- **Task to complete**
Copy the data precisely, character for character, and leave out every picture.

Records that describe figures
--------

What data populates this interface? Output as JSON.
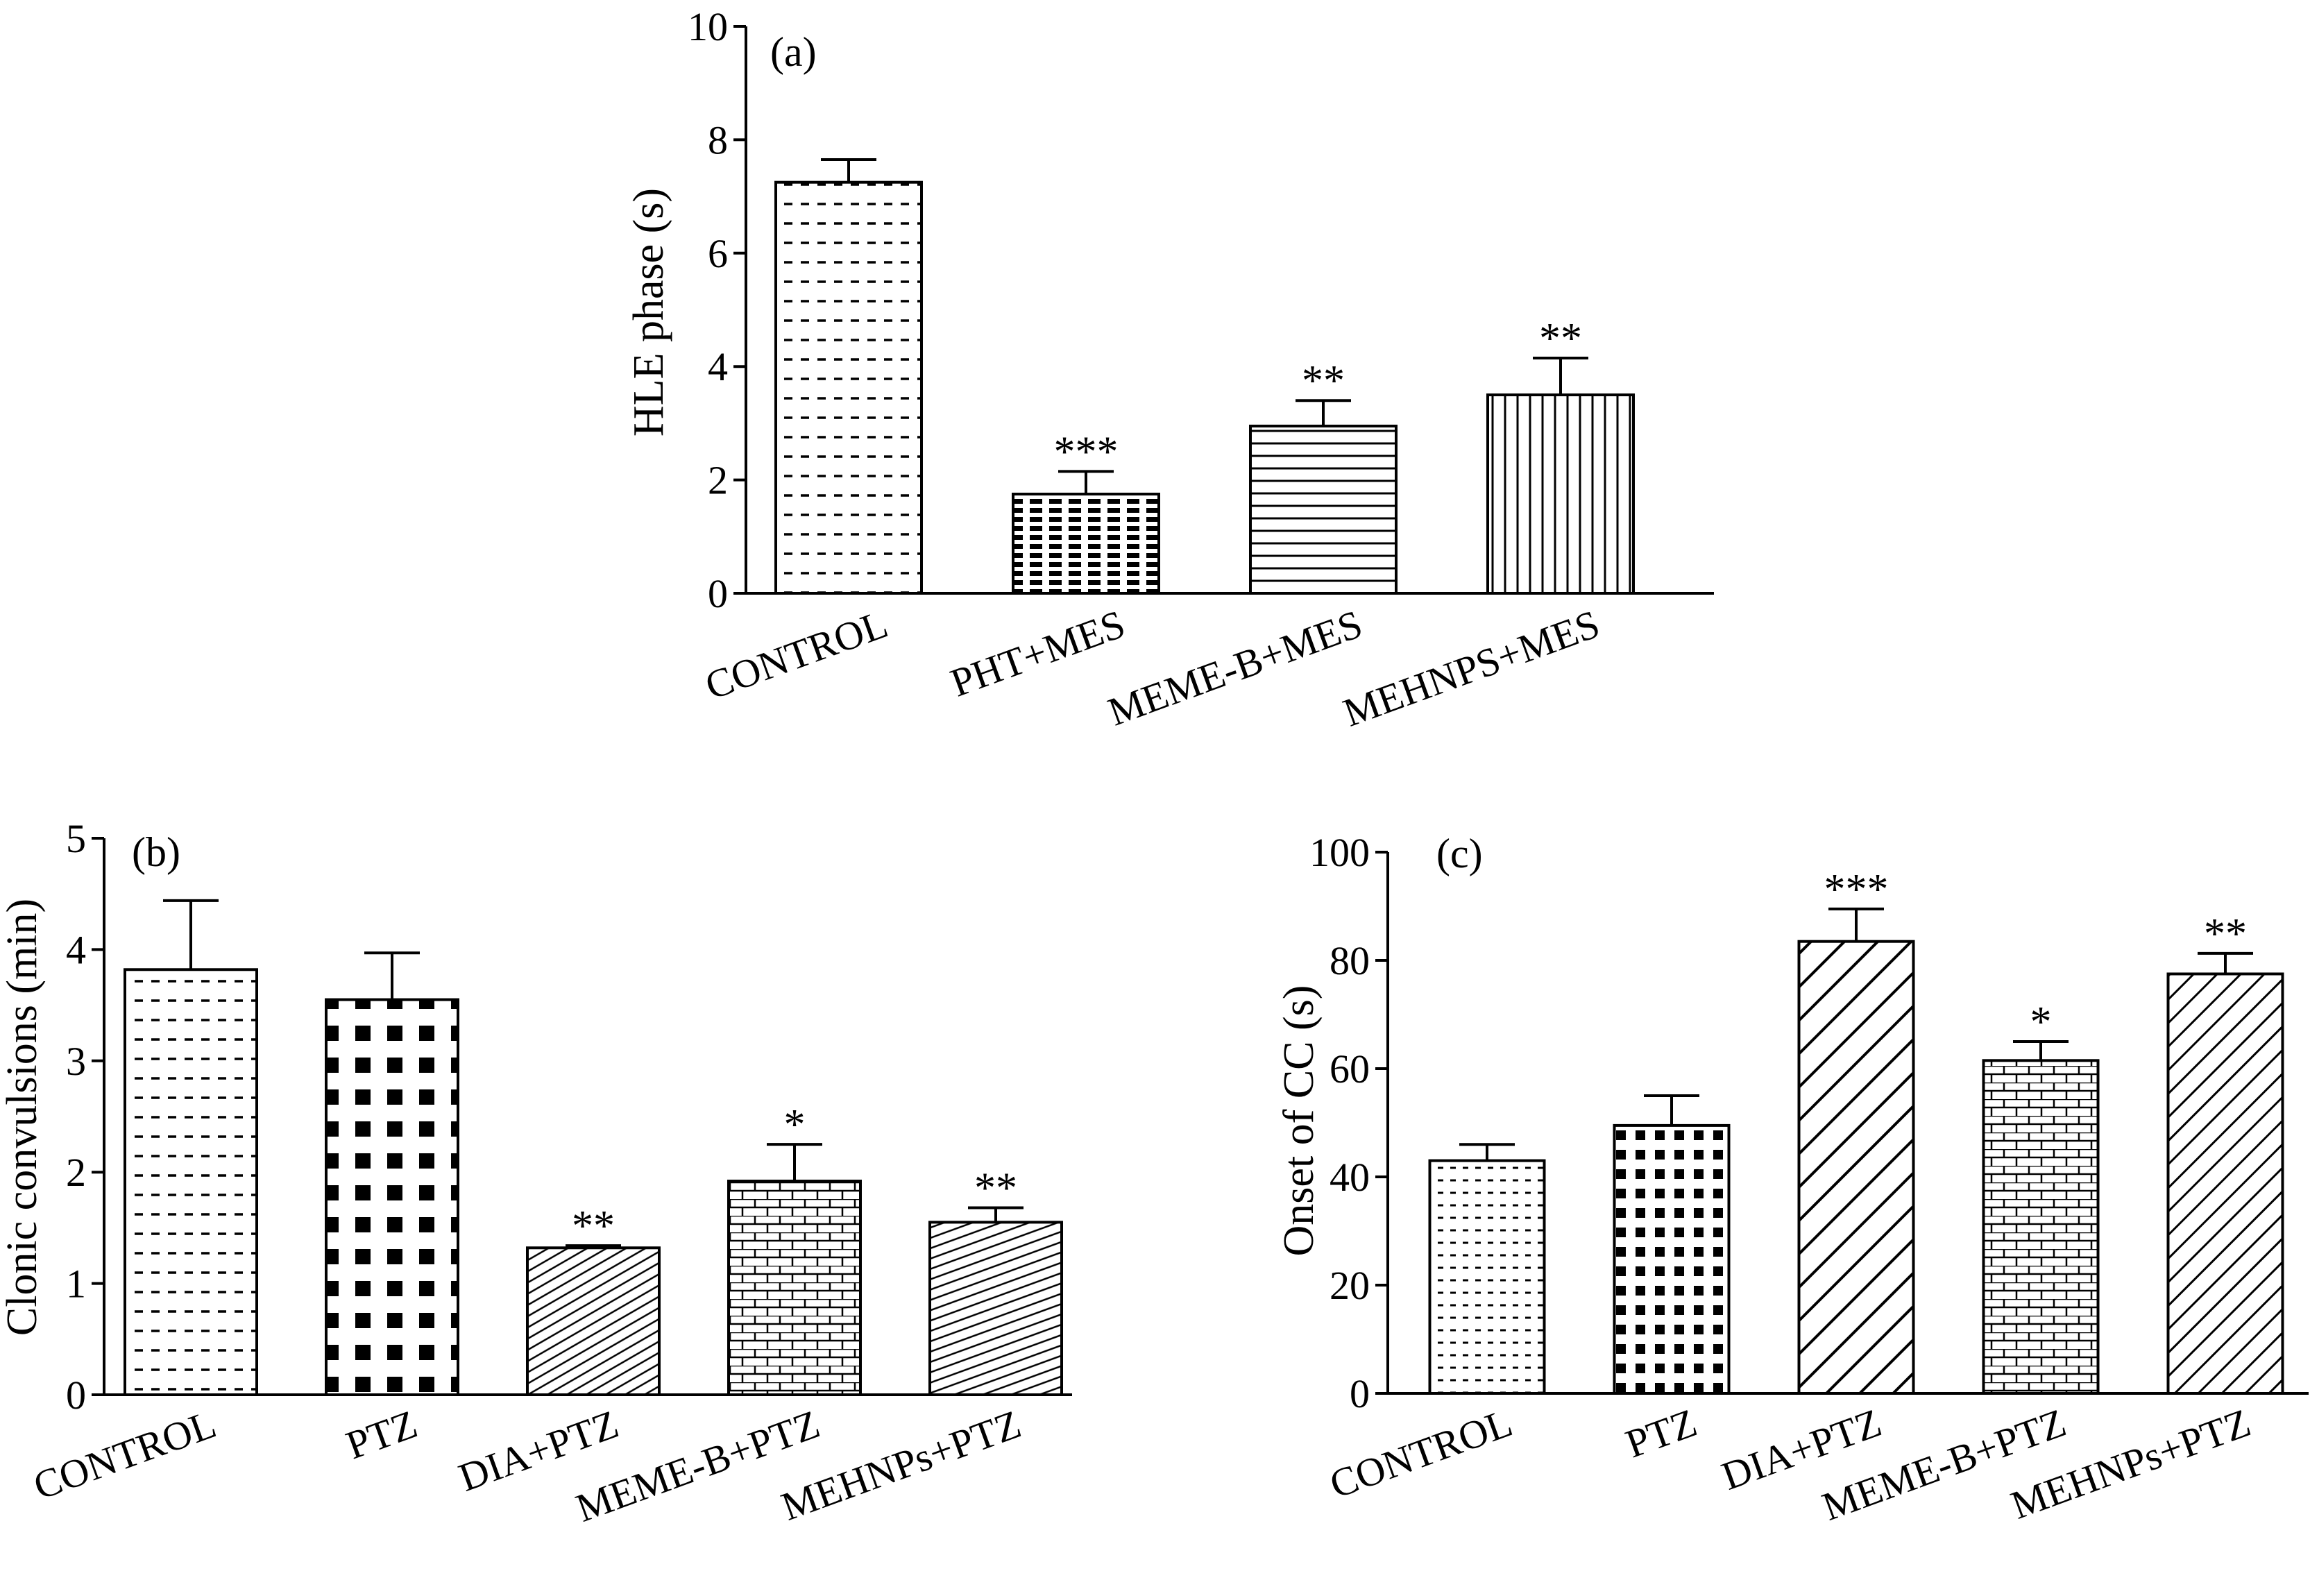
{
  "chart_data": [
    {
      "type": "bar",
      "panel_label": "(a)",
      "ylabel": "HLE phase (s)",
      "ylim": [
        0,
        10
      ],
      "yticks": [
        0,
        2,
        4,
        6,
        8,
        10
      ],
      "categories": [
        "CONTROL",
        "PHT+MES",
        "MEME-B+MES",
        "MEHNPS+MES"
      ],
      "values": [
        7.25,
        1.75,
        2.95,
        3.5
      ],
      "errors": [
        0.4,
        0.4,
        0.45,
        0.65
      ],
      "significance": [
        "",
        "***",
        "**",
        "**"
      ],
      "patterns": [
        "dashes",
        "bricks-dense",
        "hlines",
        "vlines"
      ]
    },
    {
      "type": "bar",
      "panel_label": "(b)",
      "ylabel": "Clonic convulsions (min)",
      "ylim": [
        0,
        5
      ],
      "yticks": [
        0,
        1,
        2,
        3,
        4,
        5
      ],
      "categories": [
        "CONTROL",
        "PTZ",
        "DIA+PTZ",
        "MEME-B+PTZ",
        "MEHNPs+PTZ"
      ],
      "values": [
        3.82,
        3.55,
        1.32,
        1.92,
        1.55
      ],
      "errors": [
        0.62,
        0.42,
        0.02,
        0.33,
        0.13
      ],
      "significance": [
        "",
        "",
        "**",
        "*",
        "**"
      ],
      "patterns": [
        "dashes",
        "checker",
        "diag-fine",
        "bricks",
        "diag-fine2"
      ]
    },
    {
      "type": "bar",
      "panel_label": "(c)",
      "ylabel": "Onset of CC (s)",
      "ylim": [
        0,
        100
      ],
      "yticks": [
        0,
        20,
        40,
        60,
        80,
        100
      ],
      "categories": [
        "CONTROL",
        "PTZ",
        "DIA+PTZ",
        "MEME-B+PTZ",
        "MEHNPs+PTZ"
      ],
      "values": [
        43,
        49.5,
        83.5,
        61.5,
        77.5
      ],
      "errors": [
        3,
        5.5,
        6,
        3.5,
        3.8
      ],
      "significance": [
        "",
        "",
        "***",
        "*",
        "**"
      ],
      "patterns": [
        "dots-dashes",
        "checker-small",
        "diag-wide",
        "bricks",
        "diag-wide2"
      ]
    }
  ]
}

--------

- **Worked solution**
What data populates this interface? Output as JSON.
{
  "chart_data": [
    {
      "type": "bar",
      "panel_label": "(a)",
      "ylabel": "HLE phase (s)",
      "ylim": [
        0,
        10
      ],
      "yticks": [
        0,
        2,
        4,
        6,
        8,
        10
      ],
      "categories": [
        "CONTROL",
        "PHT+MES",
        "MEME-B+MES",
        "MEHNPS+MES"
      ],
      "values": [
        7.25,
        1.75,
        2.95,
        3.5
      ],
      "errors": [
        0.4,
        0.4,
        0.45,
        0.65
      ],
      "significance": [
        "",
        "***",
        "**",
        "**"
      ],
      "patterns": [
        "dashes",
        "bricks-dense",
        "hlines",
        "vlines"
      ]
    },
    {
      "type": "bar",
      "panel_label": "(b)",
      "ylabel": "Clonic convulsions (min)",
      "ylim": [
        0,
        5
      ],
      "yticks": [
        0,
        1,
        2,
        3,
        4,
        5
      ],
      "categories": [
        "CONTROL",
        "PTZ",
        "DIA+PTZ",
        "MEME-B+PTZ",
        "MEHNPs+PTZ"
      ],
      "values": [
        3.82,
        3.55,
        1.32,
        1.92,
        1.55
      ],
      "errors": [
        0.62,
        0.42,
        0.02,
        0.33,
        0.13
      ],
      "significance": [
        "",
        "",
        "**",
        "*",
        "**"
      ],
      "patterns": [
        "dashes",
        "checker",
        "diag-fine",
        "bricks",
        "diag-fine2"
      ]
    },
    {
      "type": "bar",
      "panel_label": "(c)",
      "ylabel": "Onset of CC (s)",
      "ylim": [
        0,
        100
      ],
      "yticks": [
        0,
        20,
        40,
        60,
        80,
        100
      ],
      "categories": [
        "CONTROL",
        "PTZ",
        "DIA+PTZ",
        "MEME-B+PTZ",
        "MEHNPs+PTZ"
      ],
      "values": [
        43,
        49.5,
        83.5,
        61.5,
        77.5
      ],
      "errors": [
        3,
        5.5,
        6,
        3.5,
        3.8
      ],
      "significance": [
        "",
        "",
        "***",
        "*",
        "**"
      ],
      "patterns": [
        "dots-dashes",
        "checker-small",
        "diag-wide",
        "bricks",
        "diag-wide2"
      ]
    }
  ]
}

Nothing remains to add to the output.